=== What you are asked to do ===
Extract, word for word, the stretch of the records from the line containing "text-run: demo-sunc-pa [384,19,549,43]" through the line containing "help-button[interactable]: 帮助 (H)", including both of those lines.

=== Supplied information ===
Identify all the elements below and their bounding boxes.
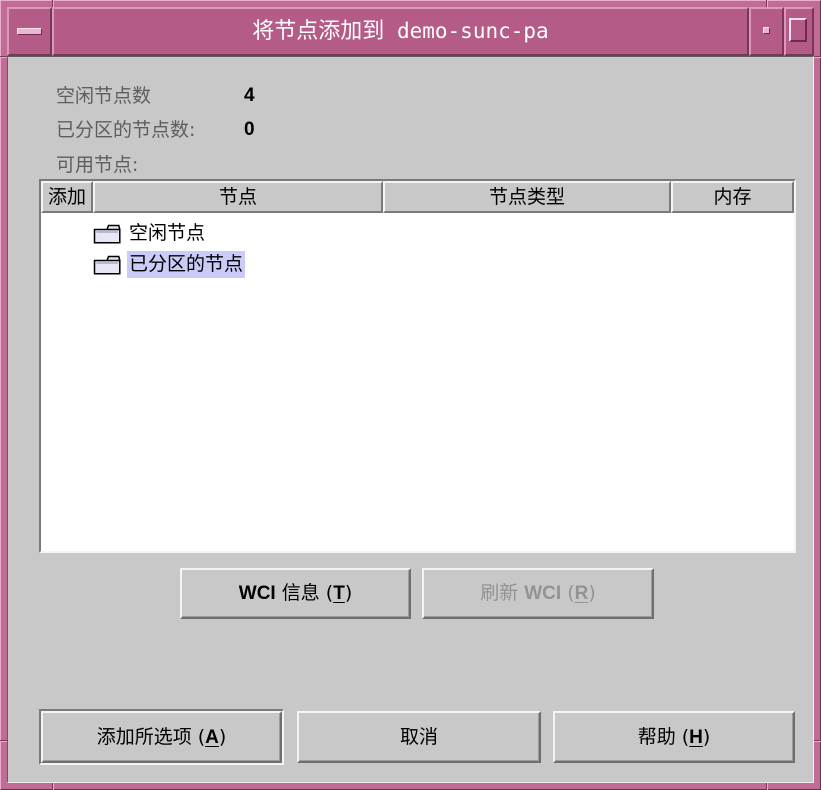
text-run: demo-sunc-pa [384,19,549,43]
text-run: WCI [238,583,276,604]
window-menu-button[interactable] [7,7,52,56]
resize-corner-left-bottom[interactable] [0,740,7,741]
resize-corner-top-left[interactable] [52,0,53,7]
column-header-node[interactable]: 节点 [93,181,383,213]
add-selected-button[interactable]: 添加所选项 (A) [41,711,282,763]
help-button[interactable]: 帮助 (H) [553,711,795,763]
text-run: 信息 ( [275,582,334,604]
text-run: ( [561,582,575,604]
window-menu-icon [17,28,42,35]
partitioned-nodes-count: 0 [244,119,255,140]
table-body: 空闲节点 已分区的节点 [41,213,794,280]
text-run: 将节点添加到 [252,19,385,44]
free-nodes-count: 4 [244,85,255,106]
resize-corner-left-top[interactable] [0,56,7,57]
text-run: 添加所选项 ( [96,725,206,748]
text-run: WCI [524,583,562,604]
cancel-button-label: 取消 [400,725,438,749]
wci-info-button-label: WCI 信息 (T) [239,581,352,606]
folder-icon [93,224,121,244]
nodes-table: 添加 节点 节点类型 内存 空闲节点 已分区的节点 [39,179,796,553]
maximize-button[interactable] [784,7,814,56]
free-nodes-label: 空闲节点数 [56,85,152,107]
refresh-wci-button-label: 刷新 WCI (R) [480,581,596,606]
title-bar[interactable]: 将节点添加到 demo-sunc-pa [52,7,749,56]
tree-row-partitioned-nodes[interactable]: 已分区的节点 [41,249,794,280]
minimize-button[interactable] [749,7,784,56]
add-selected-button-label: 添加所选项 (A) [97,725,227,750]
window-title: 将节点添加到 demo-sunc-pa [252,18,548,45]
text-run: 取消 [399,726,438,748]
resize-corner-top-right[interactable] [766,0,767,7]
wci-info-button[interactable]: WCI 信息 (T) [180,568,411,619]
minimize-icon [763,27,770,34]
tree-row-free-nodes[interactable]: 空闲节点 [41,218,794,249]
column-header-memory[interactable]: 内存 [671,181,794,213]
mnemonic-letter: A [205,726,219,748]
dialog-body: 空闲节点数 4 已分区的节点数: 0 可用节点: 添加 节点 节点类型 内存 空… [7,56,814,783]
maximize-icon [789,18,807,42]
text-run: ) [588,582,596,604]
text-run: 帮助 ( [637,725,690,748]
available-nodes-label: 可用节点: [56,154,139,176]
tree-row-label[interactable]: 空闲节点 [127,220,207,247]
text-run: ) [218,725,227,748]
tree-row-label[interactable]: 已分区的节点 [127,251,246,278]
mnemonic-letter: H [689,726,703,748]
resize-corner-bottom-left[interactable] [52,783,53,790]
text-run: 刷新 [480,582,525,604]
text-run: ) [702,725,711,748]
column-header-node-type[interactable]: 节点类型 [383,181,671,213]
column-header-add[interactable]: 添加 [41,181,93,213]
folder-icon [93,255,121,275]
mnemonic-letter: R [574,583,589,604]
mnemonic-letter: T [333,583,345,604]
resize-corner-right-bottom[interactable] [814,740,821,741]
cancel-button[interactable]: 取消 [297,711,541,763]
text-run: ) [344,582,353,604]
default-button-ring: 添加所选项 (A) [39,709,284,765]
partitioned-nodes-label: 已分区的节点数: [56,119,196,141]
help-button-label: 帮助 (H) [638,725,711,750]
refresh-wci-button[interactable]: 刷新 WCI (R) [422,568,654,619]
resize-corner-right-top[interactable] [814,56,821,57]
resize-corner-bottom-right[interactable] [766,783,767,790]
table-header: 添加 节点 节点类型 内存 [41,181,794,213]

=== Solution to the problem ===
text-run: demo-sunc-pa [384,19,549,43]
text-run: WCI [238,583,276,604]
window-menu-button[interactable] [7,7,52,56]
resize-corner-left-bottom[interactable] [0,740,7,741]
resize-corner-top-left[interactable] [52,0,53,7]
column-header-node[interactable]: 节点 [93,181,383,213]
add-selected-button[interactable]: 添加所选项 (A) [41,711,282,763]
help-button[interactable]: 帮助 (H) [553,711,795,763]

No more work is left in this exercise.